• **What the exercise asks**
Reproduce all the entries exactly.

• **Data for this task**
»»

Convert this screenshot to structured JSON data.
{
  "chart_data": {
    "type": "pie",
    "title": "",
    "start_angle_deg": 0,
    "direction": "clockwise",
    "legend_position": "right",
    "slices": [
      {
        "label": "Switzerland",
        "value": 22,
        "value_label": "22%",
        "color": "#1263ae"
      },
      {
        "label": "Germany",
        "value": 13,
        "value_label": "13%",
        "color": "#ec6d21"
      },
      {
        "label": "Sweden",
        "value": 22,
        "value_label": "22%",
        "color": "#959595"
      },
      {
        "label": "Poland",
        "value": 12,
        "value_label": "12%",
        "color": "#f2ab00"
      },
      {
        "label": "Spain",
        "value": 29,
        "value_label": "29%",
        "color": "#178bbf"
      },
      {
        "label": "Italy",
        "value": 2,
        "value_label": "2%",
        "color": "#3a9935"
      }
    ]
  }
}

««

• **Task answer**
Convert this screenshot to structured JSON data.
{
  "chart_data": {
    "type": "pie",
    "title": "",
    "start_angle_deg": 0,
    "direction": "clockwise",
    "legend_position": "right",
    "slices": [
      {
        "label": "Switzerland",
        "value": 22,
        "value_label": "22%",
        "color": "#1263ae"
      },
      {
        "label": "Germany",
        "value": 13,
        "value_label": "13%",
        "color": "#ec6d21"
      },
      {
        "label": "Sweden",
        "value": 22,
        "value_label": "22%",
        "color": "#959595"
      },
      {
        "label": "Poland",
        "value": 12,
        "value_label": "12%",
        "color": "#f2ab00"
      },
      {
        "label": "Spain",
        "value": 29,
        "value_label": "29%",
        "color": "#178bbf"
      },
      {
        "label": "Italy",
        "value": 2,
        "value_label": "2%",
        "color": "#3a9935"
      }
    ]
  }
}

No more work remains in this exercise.